Work to complete:
**A)** Quote the Gluster passage exactly, beginning with the words containing "Critical bank application" and ending with "when it is).".
**B)** Answer these questions from the Gluster passage:
(i) How many messages a day must the bank application's technical architecture handle?
(ii) What does "Swift" refer to in the description of Gluster's interfaces?
(iii) How does the terminology list define a brick?

Passage:
════════════════════

There’s an overview of how Ansible works, in more detail, on the Web, and also an interesting comparative article, dealing (in brief) with Ansible, its history, relationship to Ansible Tower and its competitors (Chef and Puppet, chiefly).
Gluster is “just” software-defined storage, optimised for Cloud, containers and OpenShift (it is “container-native” – and claims to be “nimble file storage for petabyte-scale workloads”). It is OSS, made available on a commercial opensource model by Red Hat. Enterprise-friendly features include media streaming and active archives. It offers mature NFS, SMB and Object (Swift) interfaces. By the way, “Swift” refers to the OpenStack object store component, not the Apple language – well, it confused me.
I think the Gluster highlights are scalability (no metadata server), multiple protocols against the same data, and self-healing high availability features.
Gluster terminology to be aware of:
- Brick: basic unit of storage, “mount point”;
- Subvolume: a brick after being processed by at least one translator;
- Translator: “Most of the functionality of GlusterFS is implemented as translators, including file-based mirroring and replication, file-based striping, file-based load balancing, volume failover, scheduling and disk caching, storage quotas, and volume snapshots with user serviceability” – Wikipedia;
- Volume: logical collection of bricks/subvolumes;
- glusterd: process to manage glusterfsd processes on server;
- glusterfsd: process to manage one specific brick;
- GFID: 128bit file ID in GlusterFS;
- (Trusted) Storage Pool: Group of GlusterFS servers that know and trust each other.
Critical bank application
The critical app for a bank was developed by Accenture (and the presenter, BTW, doesn’t believe that Agile is always the right choice for serious regulated applications, which might be some sort of indirect endorsement of the use of Agile Openshift/Gluster here, when it is).
There was the usual “complex diagram becomes nice simple diagram” slide that supports every “digital transformation” presentation – but it was fairly plausible. The technical architecture here has to cope with 10 million messages a day (using IBM MQ, a very well-understood and well-tuned message queuing product). It uses microservices, fully automated builds (to Docker and OpenShift Container Platform v3.3), runs on Atomic Host OS and provides an “industry standard” OSS automated delivery pipeline (i.e., DevOps). It’s built on a high-availability AWS cloud infrastructure (three availability zones in one Region). Network traffic is over private leased lines rather than the Internet (using Amazon Virtual Private Cloud and AWS Direct Connect).

════════════════════

Supplied entries:

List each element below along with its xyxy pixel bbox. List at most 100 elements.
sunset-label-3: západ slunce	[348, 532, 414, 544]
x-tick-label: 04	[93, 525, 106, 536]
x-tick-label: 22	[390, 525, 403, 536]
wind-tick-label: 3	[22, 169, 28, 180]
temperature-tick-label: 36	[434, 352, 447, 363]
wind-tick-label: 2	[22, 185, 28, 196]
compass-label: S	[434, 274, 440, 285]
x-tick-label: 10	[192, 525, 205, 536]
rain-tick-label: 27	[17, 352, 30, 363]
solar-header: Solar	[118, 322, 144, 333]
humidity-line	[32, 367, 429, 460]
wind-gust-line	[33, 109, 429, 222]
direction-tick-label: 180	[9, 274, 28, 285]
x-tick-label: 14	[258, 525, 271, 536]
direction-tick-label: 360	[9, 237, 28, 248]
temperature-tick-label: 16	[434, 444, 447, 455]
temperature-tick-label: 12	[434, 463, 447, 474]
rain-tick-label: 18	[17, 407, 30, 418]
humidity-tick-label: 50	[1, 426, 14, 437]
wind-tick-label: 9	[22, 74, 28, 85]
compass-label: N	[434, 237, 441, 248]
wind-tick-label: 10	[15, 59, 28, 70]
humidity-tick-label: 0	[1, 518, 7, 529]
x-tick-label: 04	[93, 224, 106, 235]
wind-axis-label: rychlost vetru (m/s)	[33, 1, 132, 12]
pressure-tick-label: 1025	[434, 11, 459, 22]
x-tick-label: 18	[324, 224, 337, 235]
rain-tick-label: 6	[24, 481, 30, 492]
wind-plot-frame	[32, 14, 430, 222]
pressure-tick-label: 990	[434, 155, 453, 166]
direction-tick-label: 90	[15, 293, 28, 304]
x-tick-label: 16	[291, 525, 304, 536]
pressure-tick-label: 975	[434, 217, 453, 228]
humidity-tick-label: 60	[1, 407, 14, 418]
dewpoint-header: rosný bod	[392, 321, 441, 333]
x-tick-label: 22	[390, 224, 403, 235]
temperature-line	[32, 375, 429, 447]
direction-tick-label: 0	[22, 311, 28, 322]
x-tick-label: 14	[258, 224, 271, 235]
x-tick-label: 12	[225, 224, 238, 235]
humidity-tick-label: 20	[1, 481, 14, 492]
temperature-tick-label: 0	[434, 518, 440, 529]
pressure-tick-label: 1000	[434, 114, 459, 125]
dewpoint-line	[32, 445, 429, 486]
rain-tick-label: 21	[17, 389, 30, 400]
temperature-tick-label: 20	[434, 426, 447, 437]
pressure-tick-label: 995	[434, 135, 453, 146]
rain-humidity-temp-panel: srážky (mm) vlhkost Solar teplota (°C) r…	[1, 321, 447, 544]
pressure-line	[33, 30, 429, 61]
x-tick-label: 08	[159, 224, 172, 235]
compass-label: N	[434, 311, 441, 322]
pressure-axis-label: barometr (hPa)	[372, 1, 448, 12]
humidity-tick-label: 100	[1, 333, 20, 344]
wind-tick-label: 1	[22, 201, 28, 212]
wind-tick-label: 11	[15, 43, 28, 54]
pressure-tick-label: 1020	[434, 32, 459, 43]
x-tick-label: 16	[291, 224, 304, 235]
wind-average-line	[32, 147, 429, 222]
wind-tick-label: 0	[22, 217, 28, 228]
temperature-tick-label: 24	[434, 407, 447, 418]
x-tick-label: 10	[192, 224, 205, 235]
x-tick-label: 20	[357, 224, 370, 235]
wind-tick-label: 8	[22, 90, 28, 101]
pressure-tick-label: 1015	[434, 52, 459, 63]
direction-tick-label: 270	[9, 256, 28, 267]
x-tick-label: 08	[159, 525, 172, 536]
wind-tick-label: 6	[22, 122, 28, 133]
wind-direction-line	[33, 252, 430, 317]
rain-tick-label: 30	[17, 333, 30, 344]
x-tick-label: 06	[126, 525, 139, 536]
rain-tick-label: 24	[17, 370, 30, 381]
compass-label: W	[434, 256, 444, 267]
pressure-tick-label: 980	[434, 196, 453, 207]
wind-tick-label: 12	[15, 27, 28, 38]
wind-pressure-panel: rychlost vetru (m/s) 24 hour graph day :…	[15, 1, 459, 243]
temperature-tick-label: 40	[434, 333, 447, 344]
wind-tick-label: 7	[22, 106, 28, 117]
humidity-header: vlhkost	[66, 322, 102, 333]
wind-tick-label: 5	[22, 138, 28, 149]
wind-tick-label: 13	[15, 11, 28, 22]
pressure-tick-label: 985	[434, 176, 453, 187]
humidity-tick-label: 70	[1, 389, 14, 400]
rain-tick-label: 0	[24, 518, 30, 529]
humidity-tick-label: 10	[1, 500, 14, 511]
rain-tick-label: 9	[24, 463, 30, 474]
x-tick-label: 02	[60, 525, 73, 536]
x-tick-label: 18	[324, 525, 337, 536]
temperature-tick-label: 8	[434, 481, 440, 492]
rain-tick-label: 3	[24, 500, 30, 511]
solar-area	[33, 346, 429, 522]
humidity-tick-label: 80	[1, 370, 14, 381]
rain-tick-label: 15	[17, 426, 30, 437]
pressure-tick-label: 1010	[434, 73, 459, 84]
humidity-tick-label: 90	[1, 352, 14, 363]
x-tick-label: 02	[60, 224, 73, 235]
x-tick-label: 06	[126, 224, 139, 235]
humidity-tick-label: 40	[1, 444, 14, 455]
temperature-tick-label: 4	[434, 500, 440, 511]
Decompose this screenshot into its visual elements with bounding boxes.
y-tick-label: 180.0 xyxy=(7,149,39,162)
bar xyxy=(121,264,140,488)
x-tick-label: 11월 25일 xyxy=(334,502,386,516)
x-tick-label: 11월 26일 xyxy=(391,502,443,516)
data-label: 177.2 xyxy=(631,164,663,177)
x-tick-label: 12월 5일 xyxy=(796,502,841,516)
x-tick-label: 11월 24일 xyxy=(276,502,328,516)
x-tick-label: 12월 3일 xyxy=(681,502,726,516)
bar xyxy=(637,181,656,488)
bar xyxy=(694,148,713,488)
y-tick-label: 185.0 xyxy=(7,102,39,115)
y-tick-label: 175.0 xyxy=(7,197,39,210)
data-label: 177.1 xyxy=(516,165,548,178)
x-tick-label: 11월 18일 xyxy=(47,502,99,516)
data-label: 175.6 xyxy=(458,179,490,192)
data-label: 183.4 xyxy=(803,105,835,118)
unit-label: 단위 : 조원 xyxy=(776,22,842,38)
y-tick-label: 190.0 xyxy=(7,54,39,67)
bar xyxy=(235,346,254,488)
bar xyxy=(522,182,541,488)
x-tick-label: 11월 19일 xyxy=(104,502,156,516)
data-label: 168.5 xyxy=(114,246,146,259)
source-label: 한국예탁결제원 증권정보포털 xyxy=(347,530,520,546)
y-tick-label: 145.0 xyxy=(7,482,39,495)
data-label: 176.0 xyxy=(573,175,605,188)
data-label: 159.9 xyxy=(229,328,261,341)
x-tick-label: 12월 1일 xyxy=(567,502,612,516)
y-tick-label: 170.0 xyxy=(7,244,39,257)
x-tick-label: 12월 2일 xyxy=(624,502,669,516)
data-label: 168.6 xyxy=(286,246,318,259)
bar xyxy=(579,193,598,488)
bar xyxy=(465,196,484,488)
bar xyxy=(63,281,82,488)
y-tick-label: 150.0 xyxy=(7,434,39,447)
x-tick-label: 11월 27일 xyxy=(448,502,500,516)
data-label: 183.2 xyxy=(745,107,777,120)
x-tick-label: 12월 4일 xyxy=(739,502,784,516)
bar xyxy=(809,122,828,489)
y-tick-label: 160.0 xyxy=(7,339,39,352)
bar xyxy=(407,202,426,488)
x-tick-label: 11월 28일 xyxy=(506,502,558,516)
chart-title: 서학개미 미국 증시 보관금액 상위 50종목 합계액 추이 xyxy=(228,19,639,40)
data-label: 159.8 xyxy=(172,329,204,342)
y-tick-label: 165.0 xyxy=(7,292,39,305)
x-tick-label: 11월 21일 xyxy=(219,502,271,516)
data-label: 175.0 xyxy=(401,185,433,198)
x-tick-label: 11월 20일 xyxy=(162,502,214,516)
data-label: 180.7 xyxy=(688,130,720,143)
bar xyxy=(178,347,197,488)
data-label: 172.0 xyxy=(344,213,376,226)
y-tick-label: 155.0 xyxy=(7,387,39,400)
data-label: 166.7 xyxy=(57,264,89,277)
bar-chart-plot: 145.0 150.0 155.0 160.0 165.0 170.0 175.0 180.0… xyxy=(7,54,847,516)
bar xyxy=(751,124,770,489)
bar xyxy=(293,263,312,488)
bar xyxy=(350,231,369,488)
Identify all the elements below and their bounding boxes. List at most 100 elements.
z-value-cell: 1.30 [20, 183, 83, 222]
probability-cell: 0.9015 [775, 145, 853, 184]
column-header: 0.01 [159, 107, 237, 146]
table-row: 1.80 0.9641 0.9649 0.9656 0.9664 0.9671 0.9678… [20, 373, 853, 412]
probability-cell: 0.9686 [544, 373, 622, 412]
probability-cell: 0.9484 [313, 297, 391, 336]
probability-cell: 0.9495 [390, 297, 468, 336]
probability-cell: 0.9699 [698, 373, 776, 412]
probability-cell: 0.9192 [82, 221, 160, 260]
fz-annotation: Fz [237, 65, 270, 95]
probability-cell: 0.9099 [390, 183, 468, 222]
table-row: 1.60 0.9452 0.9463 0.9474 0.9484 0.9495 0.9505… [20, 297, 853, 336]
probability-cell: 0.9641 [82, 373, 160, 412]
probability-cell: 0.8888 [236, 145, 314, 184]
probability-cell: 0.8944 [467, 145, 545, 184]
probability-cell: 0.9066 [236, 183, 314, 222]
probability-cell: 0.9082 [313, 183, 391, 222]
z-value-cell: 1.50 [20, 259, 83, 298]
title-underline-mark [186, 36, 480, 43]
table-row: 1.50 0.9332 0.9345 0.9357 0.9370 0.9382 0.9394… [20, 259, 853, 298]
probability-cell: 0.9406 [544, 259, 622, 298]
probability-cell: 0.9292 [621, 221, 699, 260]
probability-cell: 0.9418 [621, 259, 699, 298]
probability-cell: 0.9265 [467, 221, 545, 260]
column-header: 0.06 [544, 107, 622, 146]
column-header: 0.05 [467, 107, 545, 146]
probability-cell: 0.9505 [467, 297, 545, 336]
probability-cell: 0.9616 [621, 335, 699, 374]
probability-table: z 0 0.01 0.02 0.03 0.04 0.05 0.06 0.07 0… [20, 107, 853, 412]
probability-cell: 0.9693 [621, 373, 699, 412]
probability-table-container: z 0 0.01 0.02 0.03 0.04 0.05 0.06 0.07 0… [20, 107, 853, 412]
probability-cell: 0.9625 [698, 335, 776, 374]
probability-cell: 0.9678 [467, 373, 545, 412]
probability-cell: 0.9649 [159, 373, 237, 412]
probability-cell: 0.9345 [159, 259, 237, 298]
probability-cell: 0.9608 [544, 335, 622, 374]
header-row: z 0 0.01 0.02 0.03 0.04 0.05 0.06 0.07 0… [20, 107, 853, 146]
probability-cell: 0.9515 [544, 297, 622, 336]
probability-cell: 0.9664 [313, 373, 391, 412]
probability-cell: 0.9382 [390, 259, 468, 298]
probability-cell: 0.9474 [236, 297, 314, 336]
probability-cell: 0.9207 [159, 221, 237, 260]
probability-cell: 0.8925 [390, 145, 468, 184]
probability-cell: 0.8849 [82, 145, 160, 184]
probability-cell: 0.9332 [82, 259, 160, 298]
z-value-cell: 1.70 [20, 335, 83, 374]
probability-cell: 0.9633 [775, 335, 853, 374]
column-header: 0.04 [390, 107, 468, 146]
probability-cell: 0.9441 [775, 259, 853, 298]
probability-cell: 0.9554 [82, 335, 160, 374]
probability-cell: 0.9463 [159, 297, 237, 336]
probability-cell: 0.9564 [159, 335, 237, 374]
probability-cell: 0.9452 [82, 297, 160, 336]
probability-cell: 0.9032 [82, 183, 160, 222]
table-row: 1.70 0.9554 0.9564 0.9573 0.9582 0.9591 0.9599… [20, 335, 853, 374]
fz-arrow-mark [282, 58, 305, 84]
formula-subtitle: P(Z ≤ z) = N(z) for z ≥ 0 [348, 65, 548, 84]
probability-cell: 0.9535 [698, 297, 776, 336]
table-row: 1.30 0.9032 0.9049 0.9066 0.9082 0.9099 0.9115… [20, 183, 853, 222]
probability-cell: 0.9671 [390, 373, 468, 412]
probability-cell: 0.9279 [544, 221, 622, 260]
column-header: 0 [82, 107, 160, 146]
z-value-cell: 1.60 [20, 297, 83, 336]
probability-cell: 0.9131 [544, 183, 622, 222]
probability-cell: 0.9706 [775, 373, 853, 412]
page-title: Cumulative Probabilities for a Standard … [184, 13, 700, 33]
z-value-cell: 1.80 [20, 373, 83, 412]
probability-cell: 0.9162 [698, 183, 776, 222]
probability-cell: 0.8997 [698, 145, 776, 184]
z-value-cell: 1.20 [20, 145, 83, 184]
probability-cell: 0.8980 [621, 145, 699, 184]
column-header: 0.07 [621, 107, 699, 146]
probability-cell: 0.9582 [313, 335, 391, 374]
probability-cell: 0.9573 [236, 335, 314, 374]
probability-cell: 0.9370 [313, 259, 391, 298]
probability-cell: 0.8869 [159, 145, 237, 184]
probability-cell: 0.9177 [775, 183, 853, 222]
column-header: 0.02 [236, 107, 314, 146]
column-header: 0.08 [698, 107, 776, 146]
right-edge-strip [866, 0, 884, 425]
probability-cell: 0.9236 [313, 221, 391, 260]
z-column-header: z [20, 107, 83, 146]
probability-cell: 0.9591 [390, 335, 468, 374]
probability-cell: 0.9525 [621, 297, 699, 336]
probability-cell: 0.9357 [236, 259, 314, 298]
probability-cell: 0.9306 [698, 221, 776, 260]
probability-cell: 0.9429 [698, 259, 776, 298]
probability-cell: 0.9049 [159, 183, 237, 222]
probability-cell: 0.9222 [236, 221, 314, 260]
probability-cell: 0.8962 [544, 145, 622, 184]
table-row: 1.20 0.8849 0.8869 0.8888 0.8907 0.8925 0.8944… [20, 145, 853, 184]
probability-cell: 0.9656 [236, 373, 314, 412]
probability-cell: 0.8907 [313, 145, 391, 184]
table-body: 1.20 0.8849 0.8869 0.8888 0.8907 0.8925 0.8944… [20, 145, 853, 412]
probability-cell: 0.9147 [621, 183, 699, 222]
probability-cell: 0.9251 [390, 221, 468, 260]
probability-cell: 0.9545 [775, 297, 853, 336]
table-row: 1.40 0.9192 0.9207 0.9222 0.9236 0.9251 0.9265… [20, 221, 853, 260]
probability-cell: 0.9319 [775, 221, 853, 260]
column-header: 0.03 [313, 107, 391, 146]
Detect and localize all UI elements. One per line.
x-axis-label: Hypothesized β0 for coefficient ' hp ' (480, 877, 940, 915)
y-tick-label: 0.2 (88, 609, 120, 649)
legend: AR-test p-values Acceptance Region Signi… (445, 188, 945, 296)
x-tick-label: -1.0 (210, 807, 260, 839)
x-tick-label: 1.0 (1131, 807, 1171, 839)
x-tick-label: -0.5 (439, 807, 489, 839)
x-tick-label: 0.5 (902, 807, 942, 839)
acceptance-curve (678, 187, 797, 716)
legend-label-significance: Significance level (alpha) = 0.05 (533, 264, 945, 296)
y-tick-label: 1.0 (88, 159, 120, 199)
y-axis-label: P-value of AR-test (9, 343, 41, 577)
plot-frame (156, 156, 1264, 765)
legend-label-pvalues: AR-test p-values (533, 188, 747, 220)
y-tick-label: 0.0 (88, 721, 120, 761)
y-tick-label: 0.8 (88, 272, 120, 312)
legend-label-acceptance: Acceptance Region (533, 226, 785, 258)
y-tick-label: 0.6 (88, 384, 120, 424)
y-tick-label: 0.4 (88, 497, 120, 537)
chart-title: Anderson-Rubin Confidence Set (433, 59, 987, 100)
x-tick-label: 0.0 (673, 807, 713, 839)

════════════════════

Results for each task:
**A)**
Critical bank application
The critical app for a bank was developed by Accenture (and the presenter, BTW, doesn’t believe that Agile is always the right choice for serious regulated applications, which might be some sort of indirect endorsement of the use of Agile Openshift/Gluster here, when it is).

**B)**
(i) 10 million messages a day.
(ii) The OpenStack object store component.
(iii) As the basic unit of storage, a "mount point".